> _PROMPT_
Give the number of lines that include the word "this", nothing more.

> _SOURCE DATA_
····················
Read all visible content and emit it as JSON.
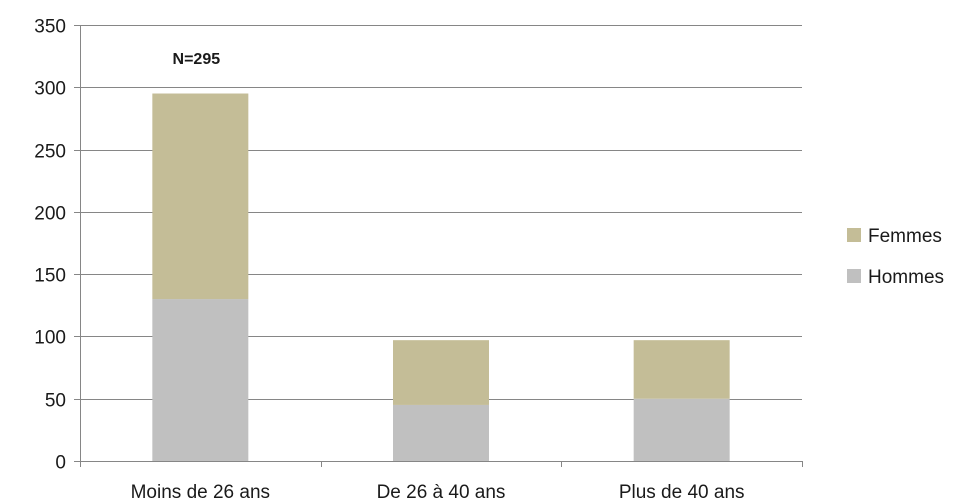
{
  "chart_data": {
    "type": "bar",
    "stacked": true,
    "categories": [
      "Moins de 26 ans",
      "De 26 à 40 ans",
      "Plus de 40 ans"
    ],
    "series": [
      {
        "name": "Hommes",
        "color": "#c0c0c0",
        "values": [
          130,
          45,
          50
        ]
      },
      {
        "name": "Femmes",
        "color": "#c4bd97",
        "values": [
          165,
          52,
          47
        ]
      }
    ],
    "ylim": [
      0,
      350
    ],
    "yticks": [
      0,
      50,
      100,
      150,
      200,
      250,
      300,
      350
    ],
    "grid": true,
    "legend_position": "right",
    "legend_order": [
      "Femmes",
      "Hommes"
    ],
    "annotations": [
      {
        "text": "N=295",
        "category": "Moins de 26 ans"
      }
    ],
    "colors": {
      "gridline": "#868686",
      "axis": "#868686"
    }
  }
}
····················
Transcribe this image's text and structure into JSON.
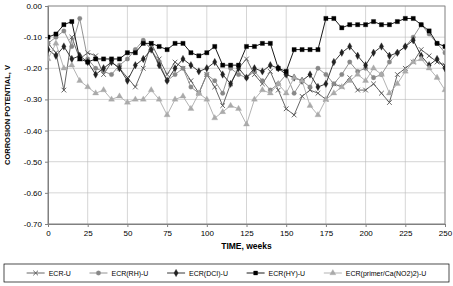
····················
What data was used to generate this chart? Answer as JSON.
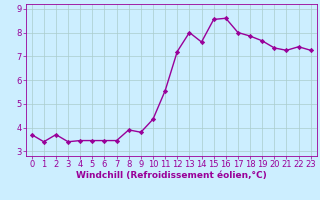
····················
> _OUTPUT OF THE EXERCISE_
2